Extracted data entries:
----

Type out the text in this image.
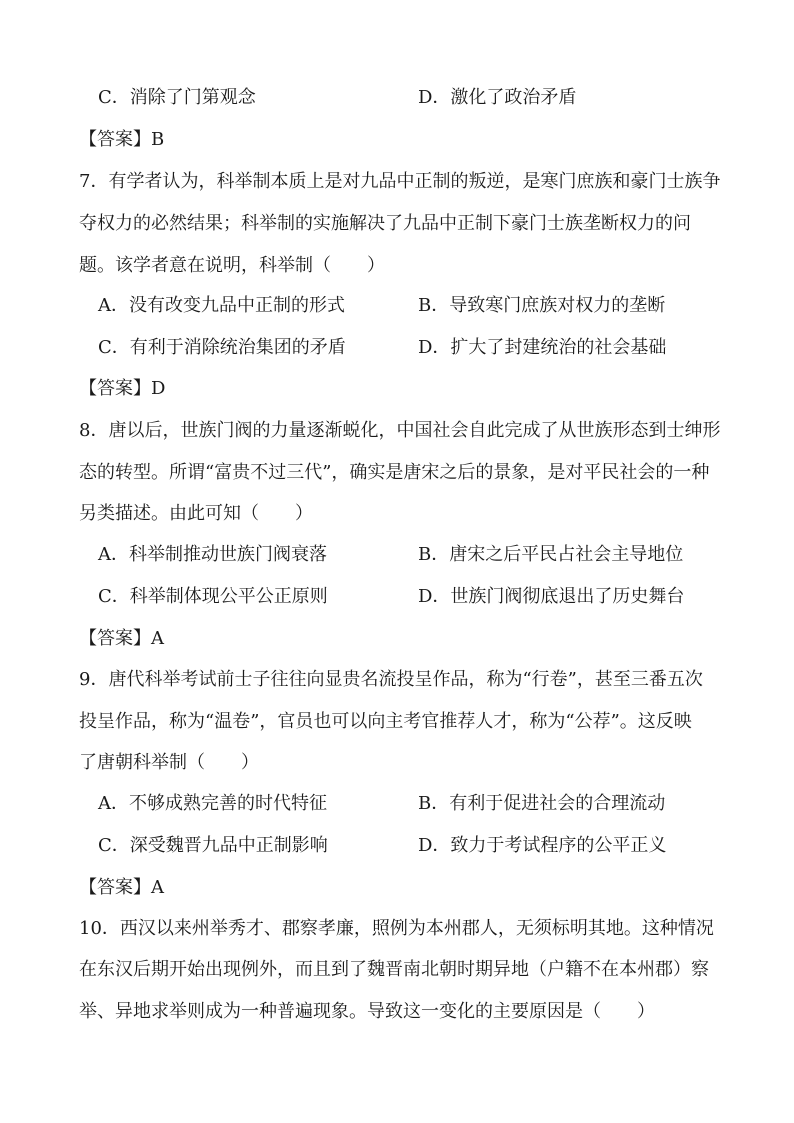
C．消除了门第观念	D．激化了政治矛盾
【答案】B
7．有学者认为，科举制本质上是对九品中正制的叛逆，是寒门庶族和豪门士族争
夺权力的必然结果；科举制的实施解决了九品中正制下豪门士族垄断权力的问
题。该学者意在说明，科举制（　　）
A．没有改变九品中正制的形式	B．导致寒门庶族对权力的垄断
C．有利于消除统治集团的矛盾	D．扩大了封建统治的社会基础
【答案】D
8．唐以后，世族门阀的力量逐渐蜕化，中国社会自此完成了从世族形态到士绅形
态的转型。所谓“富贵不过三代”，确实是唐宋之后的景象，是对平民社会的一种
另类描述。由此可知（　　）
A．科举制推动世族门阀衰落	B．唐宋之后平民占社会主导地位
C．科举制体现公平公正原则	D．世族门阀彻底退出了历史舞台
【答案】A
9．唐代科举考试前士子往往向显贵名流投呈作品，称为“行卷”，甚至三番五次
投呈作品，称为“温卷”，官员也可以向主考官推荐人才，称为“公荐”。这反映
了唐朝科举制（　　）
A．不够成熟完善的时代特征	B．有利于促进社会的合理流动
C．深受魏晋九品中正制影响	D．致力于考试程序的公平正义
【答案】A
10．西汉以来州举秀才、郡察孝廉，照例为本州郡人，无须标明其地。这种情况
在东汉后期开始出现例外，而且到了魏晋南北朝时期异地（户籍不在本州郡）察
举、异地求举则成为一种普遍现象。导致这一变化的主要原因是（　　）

----

The task -
Leave out the pictures and output every record above precisely as given.

Exercise answer -
Type out the text in this image.
C．消除了门第观念	D．激化了政治矛盾
【答案】B
7．有学者认为，科举制本质上是对九品中正制的叛逆，是寒门庶族和豪门士族争
夺权力的必然结果；科举制的实施解决了九品中正制下豪门士族垄断权力的问
题。该学者意在说明，科举制（　　）
A．没有改变九品中正制的形式	B．导致寒门庶族对权力的垄断
C．有利于消除统治集团的矛盾	D．扩大了封建统治的社会基础
【答案】D
8．唐以后，世族门阀的力量逐渐蜕化，中国社会自此完成了从世族形态到士绅形
态的转型。所谓“富贵不过三代”，确实是唐宋之后的景象，是对平民社会的一种
另类描述。由此可知（　　）
A．科举制推动世族门阀衰落	B．唐宋之后平民占社会主导地位
C．科举制体现公平公正原则	D．世族门阀彻底退出了历史舞台
【答案】A
9．唐代科举考试前士子往往向显贵名流投呈作品，称为“行卷”，甚至三番五次
投呈作品，称为“温卷”，官员也可以向主考官推荐人才，称为“公荐”。这反映
了唐朝科举制（　　）
A．不够成熟完善的时代特征	B．有利于促进社会的合理流动
C．深受魏晋九品中正制影响	D．致力于考试程序的公平正义
【答案】A
10．西汉以来州举秀才、郡察孝廉，照例为本州郡人，无须标明其地。这种情况
在东汉后期开始出现例外，而且到了魏晋南北朝时期异地（户籍不在本州郡）察
举、异地求举则成为一种普遍现象。导致这一变化的主要原因是（　　）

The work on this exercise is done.